## START

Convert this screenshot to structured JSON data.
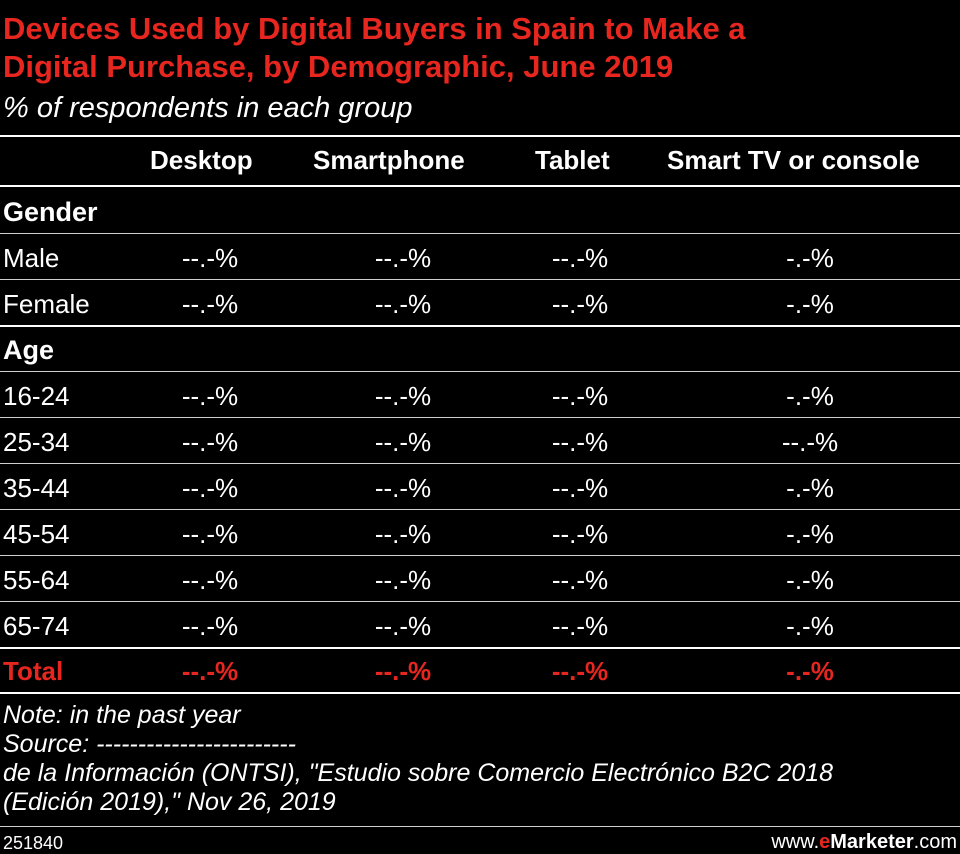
{
  "title_line1": "Devices Used by Digital Buyers in Spain to Make a",
  "title_line2": "Digital Purchase, by Demographic, June 2019",
  "subtitle": "% of respondents in each group",
  "columns": [
    "Desktop",
    "Smartphone",
    "Tablet",
    "Smart TV or console"
  ],
  "groups": [
    {
      "label": "Gender",
      "rows": [
        {
          "label": "Male",
          "values": [
            "--.-%",
            "--.-%",
            "--.-%",
            "-.-%"
          ]
        },
        {
          "label": "Female",
          "values": [
            "--.-%",
            "--.-%",
            "--.-%",
            "-.-%"
          ]
        }
      ]
    },
    {
      "label": "Age",
      "rows": [
        {
          "label": "16-24",
          "values": [
            "--.-%",
            "--.-%",
            "--.-%",
            "-.-%"
          ]
        },
        {
          "label": "25-34",
          "values": [
            "--.-%",
            "--.-%",
            "--.-%",
            "--.-%"
          ]
        },
        {
          "label": "35-44",
          "values": [
            "--.-%",
            "--.-%",
            "--.-%",
            "-.-%"
          ]
        },
        {
          "label": "45-54",
          "values": [
            "--.-%",
            "--.-%",
            "--.-%",
            "-.-%"
          ]
        },
        {
          "label": "55-64",
          "values": [
            "--.-%",
            "--.-%",
            "--.-%",
            "-.-%"
          ]
        },
        {
          "label": "65-74",
          "values": [
            "--.-%",
            "--.-%",
            "--.-%",
            "-.-%"
          ]
        }
      ]
    }
  ],
  "total": {
    "label": "Total",
    "values": [
      "--.-%",
      "--.-%",
      "--.-%",
      "-.-%"
    ]
  },
  "note": "Note: in the past year",
  "source_line1": "Source: ------------------------",
  "source_line2": "de la Información (ONTSI), \"Estudio sobre Comercio Electrónico B2C 2018",
  "source_line3": "(Edición 2019),\" Nov 26, 2019",
  "chart_id": "251840",
  "brand_prefix": "www.",
  "brand_e": "e",
  "brand_name": "Marketer",
  "brand_suffix": ".com",
  "colors": {
    "accent": "#e6261f",
    "background": "#000000",
    "text": "#ffffff"
  },
  "chart_data": {
    "type": "table",
    "title": "Devices Used by Digital Buyers in Spain to Make a Digital Purchase, by Demographic, June 2019",
    "subtitle": "% of respondents in each group",
    "columns": [
      "Desktop",
      "Smartphone",
      "Tablet",
      "Smart TV or console"
    ],
    "rows": [
      {
        "group": "Gender",
        "label": "Male",
        "values": [
          "--.-%",
          "--.-%",
          "--.-%",
          "-.-%"
        ]
      },
      {
        "group": "Gender",
        "label": "Female",
        "values": [
          "--.-%",
          "--.-%",
          "--.-%",
          "-.-%"
        ]
      },
      {
        "group": "Age",
        "label": "16-24",
        "values": [
          "--.-%",
          "--.-%",
          "--.-%",
          "-.-%"
        ]
      },
      {
        "group": "Age",
        "label": "25-34",
        "values": [
          "--.-%",
          "--.-%",
          "--.-%",
          "--.-%"
        ]
      },
      {
        "group": "Age",
        "label": "35-44",
        "values": [
          "--.-%",
          "--.-%",
          "--.-%",
          "-.-%"
        ]
      },
      {
        "group": "Age",
        "label": "45-54",
        "values": [
          "--.-%",
          "--.-%",
          "--.-%",
          "-.-%"
        ]
      },
      {
        "group": "Age",
        "label": "55-64",
        "values": [
          "--.-%",
          "--.-%",
          "--.-%",
          "-.-%"
        ]
      },
      {
        "group": "Age",
        "label": "65-74",
        "values": [
          "--.-%",
          "--.-%",
          "--.-%",
          "-.-%"
        ]
      },
      {
        "group": "",
        "label": "Total",
        "values": [
          "--.-%",
          "--.-%",
          "--.-%",
          "-.-%"
        ]
      }
    ]
  }
}
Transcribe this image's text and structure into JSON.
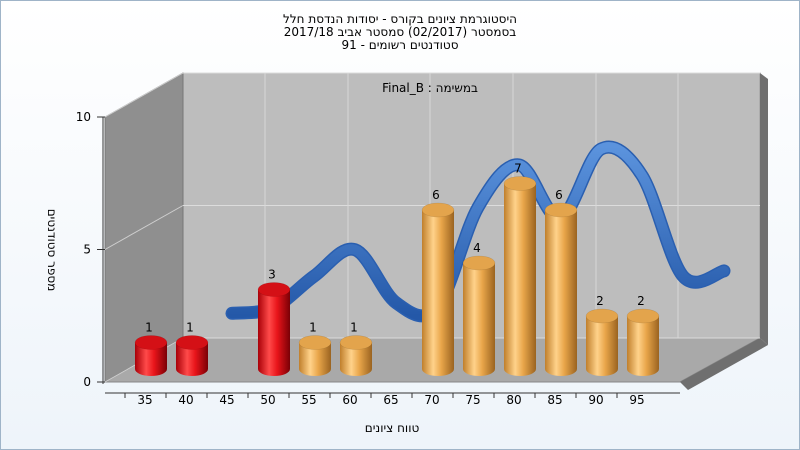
{
  "chart_data": {
    "type": "bar",
    "title_lines": [
      "היסטוגרמת ציונים בקורס - יסודות הנדסת חלל",
      "בסמסטר  (02/2017)  סמסטר אביב 2017/18",
      "סטודנטים רשומים - 91"
    ],
    "subtitle": "במשימה : Final_B",
    "xlabel": "טווח ציונים",
    "ylabel": "מספר סטודנטים",
    "x_ticks": [
      "35",
      "40",
      "45",
      "50",
      "55",
      "60",
      "65",
      "70",
      "75",
      "80",
      "85",
      "90",
      "95"
    ],
    "y_ticks": [
      "0",
      "5",
      "10"
    ],
    "ylim": [
      0,
      10
    ],
    "bars": [
      {
        "x": 35,
        "value": 1,
        "label": "1",
        "color": "red"
      },
      {
        "x": 40,
        "value": 1,
        "label": "1",
        "color": "red"
      },
      {
        "x": 50,
        "value": 3,
        "label": "3",
        "color": "red"
      },
      {
        "x": 55,
        "value": 1,
        "label": "1",
        "color": "orange"
      },
      {
        "x": 60,
        "value": 1,
        "label": "1",
        "color": "orange"
      },
      {
        "x": 70,
        "value": 6,
        "label": "6",
        "color": "orange"
      },
      {
        "x": 75,
        "value": 4,
        "label": "4",
        "color": "orange"
      },
      {
        "x": 80,
        "value": 7,
        "label": "7",
        "color": "orange"
      },
      {
        "x": 85,
        "value": 6,
        "label": "6",
        "color": "orange"
      },
      {
        "x": 90,
        "value": 2,
        "label": "2",
        "color": "orange"
      },
      {
        "x": 95,
        "value": 2,
        "label": "2",
        "color": "orange"
      }
    ],
    "distribution_curve": {
      "x": [
        40,
        45,
        50,
        55,
        60,
        65,
        70,
        75,
        80,
        85,
        90,
        95,
        100
      ],
      "values": [
        1.8,
        2.0,
        3.2,
        4.2,
        2.2,
        2.0,
        5.8,
        7.4,
        5.4,
        8.0,
        7.0,
        3.2,
        3.4
      ]
    },
    "grid": true,
    "colors": {
      "red": "#e8141a",
      "orange": "#e9a64a",
      "curve": "#2e6fc6",
      "wall": "#bdbdbd",
      "side_wall": "#8c8c8c",
      "floor": "#a8a8a8"
    }
  }
}
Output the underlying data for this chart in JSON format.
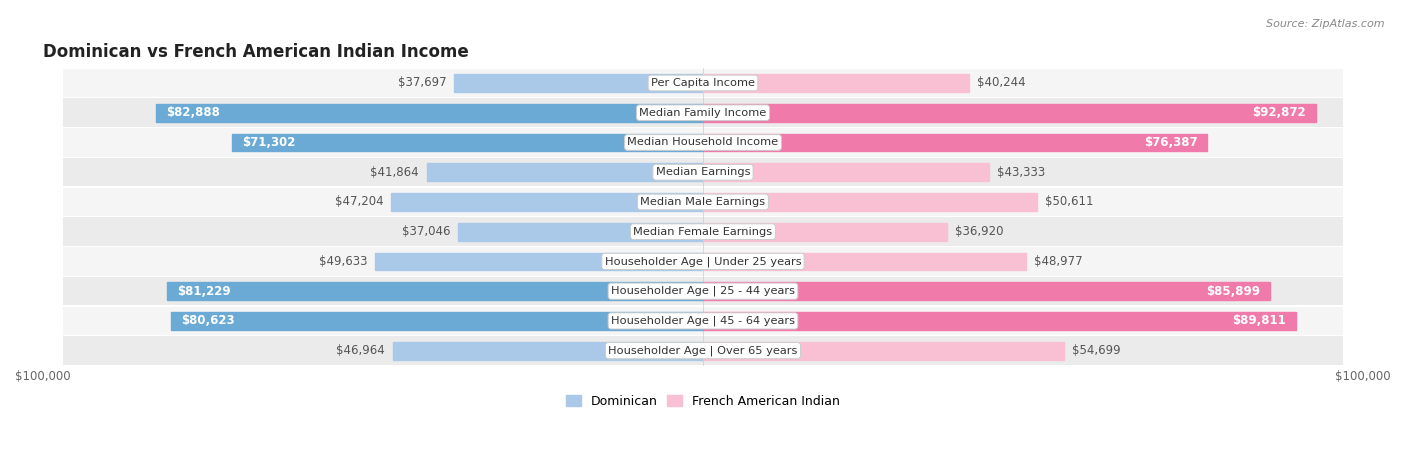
{
  "title": "Dominican vs French American Indian Income",
  "source": "Source: ZipAtlas.com",
  "categories": [
    "Per Capita Income",
    "Median Family Income",
    "Median Household Income",
    "Median Earnings",
    "Median Male Earnings",
    "Median Female Earnings",
    "Householder Age | Under 25 years",
    "Householder Age | 25 - 44 years",
    "Householder Age | 45 - 64 years",
    "Householder Age | Over 65 years"
  ],
  "dominican_values": [
    37697,
    82888,
    71302,
    41864,
    47204,
    37046,
    49633,
    81229,
    80623,
    46964
  ],
  "french_values": [
    40244,
    92872,
    76387,
    43333,
    50611,
    36920,
    48977,
    85899,
    89811,
    54699
  ],
  "dominican_labels": [
    "$37,697",
    "$82,888",
    "$71,302",
    "$41,864",
    "$47,204",
    "$37,046",
    "$49,633",
    "$81,229",
    "$80,623",
    "$46,964"
  ],
  "french_labels": [
    "$40,244",
    "$92,872",
    "$76,387",
    "$43,333",
    "$50,611",
    "$36,920",
    "$48,977",
    "$85,899",
    "$89,811",
    "$54,699"
  ],
  "max_value": 100000,
  "color_dominican_light": "#aac8e8",
  "color_dominican_dark": "#6aaad4",
  "color_french_light": "#f9c0d4",
  "color_french_dark": "#f07aaa",
  "threshold_inside": 58000,
  "label_fontsize": 8.5,
  "title_fontsize": 12,
  "source_fontsize": 8
}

## END

**STATED EXERCISE**
Tell how many lines of the data include the word "JSON", and nothing else.

**CORRECT RESULT**
3